--- start of ENTRIES ---

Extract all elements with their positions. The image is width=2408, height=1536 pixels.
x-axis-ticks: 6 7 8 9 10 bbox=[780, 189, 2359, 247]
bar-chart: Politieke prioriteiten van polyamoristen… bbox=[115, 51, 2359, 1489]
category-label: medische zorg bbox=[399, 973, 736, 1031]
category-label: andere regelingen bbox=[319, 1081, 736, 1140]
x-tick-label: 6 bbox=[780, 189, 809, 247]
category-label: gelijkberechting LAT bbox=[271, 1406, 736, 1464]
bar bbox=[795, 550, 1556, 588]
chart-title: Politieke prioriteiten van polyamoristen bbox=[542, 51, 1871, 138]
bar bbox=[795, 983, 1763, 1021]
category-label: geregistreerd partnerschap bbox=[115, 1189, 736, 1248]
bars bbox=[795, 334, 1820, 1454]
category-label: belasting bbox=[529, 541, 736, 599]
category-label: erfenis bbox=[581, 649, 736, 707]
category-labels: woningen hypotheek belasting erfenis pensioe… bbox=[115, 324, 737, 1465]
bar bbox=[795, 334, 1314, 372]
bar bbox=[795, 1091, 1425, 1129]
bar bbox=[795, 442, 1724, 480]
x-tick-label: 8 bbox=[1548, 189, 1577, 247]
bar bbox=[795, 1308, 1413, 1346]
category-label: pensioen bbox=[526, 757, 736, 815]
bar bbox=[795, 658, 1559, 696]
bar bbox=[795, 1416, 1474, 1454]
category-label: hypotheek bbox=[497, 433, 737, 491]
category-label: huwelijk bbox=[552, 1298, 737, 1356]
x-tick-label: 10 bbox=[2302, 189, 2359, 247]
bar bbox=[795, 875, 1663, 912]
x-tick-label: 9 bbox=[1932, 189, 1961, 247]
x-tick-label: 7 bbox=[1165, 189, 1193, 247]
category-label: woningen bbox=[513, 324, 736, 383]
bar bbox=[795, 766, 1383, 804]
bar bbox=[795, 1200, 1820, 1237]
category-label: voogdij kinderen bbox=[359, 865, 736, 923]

--- end of ENTRIES ---
--- start of ENTRIES ---

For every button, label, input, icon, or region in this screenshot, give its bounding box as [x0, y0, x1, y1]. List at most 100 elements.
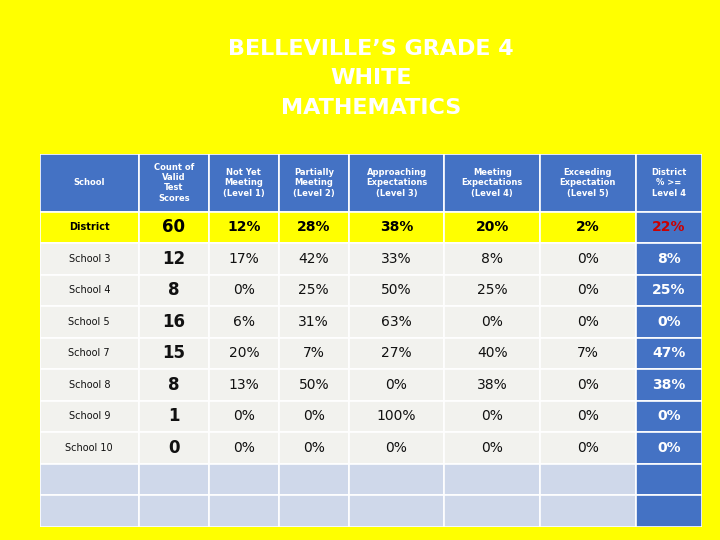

--- end of ENTRIES ---
--- start of ENTRIES ---

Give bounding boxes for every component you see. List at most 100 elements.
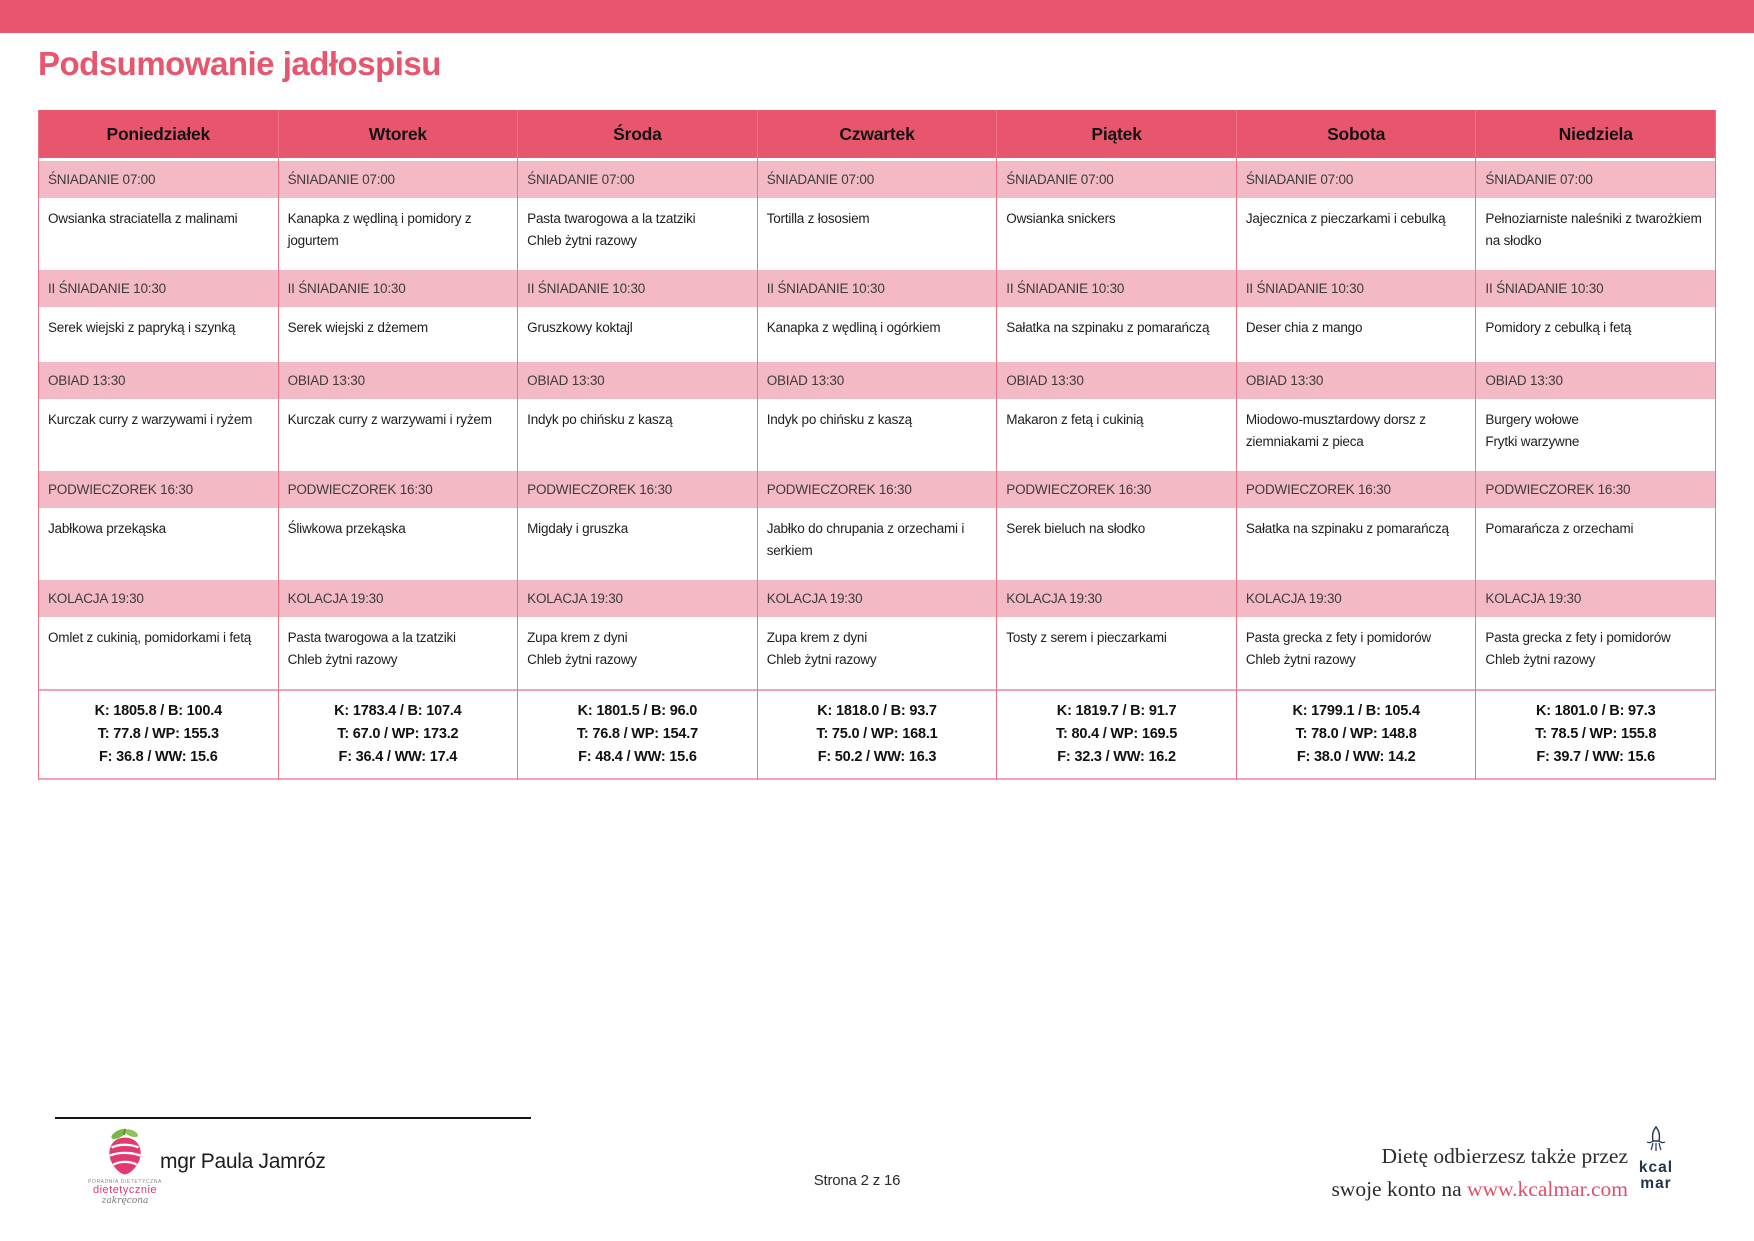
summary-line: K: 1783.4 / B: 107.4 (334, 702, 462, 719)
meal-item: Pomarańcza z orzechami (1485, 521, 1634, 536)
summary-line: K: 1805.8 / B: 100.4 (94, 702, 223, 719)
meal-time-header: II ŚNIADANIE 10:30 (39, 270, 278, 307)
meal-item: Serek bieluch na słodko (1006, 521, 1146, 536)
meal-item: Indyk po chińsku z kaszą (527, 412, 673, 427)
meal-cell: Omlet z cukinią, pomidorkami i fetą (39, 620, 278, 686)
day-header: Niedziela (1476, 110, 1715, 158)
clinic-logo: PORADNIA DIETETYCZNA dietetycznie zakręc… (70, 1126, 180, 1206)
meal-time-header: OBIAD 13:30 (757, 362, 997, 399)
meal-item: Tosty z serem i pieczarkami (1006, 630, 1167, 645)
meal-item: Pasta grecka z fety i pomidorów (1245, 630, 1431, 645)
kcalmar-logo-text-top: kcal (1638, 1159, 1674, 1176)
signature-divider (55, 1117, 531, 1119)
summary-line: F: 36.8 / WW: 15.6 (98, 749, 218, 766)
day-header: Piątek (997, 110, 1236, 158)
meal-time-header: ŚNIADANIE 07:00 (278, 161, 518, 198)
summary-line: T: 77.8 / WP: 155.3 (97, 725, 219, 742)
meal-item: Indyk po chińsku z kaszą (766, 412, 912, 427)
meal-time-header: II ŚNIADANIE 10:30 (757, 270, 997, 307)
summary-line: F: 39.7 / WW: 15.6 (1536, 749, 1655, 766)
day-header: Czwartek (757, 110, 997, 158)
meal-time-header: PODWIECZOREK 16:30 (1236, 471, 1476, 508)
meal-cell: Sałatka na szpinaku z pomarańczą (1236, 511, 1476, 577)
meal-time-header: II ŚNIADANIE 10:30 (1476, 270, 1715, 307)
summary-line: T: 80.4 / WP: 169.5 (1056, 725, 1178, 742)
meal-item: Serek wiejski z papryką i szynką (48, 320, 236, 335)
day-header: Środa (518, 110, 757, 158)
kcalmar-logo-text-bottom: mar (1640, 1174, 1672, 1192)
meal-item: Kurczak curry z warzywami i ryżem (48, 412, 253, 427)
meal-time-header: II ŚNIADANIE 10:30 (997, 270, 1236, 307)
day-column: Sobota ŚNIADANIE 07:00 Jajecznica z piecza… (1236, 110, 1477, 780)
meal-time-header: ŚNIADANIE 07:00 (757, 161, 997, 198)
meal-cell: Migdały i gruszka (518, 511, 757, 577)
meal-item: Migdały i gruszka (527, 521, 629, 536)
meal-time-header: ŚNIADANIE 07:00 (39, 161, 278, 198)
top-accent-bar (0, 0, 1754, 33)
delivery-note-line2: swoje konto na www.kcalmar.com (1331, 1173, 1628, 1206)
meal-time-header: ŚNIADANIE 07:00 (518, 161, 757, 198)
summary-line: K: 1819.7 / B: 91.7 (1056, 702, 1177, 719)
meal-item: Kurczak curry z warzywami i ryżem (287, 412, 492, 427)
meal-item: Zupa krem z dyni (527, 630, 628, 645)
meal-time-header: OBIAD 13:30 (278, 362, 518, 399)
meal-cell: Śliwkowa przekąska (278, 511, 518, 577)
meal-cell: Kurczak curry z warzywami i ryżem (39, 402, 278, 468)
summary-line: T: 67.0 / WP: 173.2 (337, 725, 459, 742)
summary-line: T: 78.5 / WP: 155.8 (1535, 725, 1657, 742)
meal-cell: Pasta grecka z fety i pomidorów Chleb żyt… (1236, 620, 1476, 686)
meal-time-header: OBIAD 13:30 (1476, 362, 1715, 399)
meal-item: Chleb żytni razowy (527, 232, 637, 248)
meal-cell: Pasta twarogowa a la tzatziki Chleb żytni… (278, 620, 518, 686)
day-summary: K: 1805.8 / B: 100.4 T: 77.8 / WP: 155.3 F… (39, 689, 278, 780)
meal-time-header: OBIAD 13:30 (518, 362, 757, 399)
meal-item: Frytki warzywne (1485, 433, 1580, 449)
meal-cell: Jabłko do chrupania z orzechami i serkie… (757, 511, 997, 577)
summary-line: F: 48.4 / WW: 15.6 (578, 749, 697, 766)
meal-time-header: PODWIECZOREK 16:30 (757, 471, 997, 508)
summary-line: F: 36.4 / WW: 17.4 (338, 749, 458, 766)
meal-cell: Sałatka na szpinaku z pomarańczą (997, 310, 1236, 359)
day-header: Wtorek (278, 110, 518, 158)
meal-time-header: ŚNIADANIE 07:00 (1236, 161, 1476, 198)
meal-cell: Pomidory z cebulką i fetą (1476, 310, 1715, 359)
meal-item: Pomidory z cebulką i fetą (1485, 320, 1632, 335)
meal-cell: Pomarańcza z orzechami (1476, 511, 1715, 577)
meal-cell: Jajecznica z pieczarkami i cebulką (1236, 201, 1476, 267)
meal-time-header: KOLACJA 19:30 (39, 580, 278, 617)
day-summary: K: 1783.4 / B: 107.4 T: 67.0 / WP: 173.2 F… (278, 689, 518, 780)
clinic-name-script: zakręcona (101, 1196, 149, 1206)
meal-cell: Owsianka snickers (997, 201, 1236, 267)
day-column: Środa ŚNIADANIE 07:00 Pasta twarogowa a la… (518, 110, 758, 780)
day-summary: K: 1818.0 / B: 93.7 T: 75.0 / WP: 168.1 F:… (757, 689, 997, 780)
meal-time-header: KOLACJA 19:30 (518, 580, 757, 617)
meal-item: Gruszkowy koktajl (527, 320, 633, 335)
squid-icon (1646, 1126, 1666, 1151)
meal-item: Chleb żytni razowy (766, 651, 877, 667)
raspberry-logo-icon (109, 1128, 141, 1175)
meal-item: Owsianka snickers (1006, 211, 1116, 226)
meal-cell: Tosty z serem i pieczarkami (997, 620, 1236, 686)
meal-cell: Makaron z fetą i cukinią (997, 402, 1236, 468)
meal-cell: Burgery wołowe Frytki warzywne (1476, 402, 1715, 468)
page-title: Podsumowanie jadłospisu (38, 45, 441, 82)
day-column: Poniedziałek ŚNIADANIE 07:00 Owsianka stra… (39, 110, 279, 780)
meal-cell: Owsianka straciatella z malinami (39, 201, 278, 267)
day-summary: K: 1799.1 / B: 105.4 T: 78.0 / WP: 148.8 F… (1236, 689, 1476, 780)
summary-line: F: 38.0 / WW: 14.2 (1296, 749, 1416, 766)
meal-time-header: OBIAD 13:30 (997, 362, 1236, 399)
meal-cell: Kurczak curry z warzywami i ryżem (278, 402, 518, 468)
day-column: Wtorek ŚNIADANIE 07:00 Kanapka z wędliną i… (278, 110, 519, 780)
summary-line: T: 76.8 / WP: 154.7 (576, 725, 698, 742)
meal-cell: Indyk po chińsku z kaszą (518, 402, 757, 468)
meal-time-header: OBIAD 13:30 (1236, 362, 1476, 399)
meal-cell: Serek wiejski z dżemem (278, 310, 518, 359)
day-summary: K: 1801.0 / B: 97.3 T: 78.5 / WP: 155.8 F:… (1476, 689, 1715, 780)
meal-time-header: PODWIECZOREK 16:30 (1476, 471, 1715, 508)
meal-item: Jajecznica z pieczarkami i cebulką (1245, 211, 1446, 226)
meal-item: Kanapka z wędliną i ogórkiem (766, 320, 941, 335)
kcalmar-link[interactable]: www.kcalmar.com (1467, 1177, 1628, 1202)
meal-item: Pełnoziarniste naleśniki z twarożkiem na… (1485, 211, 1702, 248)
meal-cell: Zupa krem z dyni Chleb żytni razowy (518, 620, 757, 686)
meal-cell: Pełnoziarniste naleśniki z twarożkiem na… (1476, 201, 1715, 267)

--- end of ENTRIES ---

◆ **WHAT IS ASKED**:
Turn everything from the line containing "Extract all elements" down through the line containing "category-label: hypotheek bbox=[497, 433, 737, 491]" into a two-column CSV with the headers input and output. Each row puts what is asked in input and its answer in output, each in one quoted field with line breaks changed to spaces.

◆ **WRITTEN ANSWER**:
input,output
"Extract all elements with their positions. The image is width=2408, height=1536 pixels.","x-axis-ticks: 6 7 8 9 10 bbox=[780, 189, 2359, 247] bar-chart: Politieke prioriteiten van polyamoristen… bbox=[115, 51, 2359, 1489] category-label: medische zorg bbox=[399, 973, 736, 1031] category-label: andere regelingen bbox=[319, 1081, 736, 1140] x-tick-label: 6 bbox=[780, 189, 809, 247] category-label: gelijkberechting LAT bbox=[271, 1406, 736, 1464] bar bbox=[795, 550, 1556, 588] chart-title: Politieke prioriteiten van polyamoristen bbox=[542, 51, 1871, 138] bar bbox=[795, 983, 1763, 1021] category-label: geregistreerd partnerschap bbox=[115, 1189, 736, 1248] bars bbox=[795, 334, 1820, 1454] category-label: belasting bbox=[529, 541, 736, 599] category-label: erfenis bbox=[581, 649, 736, 707] category-labels: woningen hypotheek belasting erfenis pensioe… bbox=[115, 324, 737, 1465] bar bbox=[795, 334, 1314, 372] bar bbox=[795, 1091, 1425, 1129] bar bbox=[795, 442, 1724, 480] x-tick-label: 8 bbox=[1548, 189, 1577, 247] bar bbox=[795, 1308, 1413, 1346] category-label: pensioen bbox=[526, 757, 736, 815] bar bbox=[795, 658, 1559, 696] bar bbox=[795, 1416, 1474, 1454] category-label: hypotheek bbox=[497, 433, 737, 491]"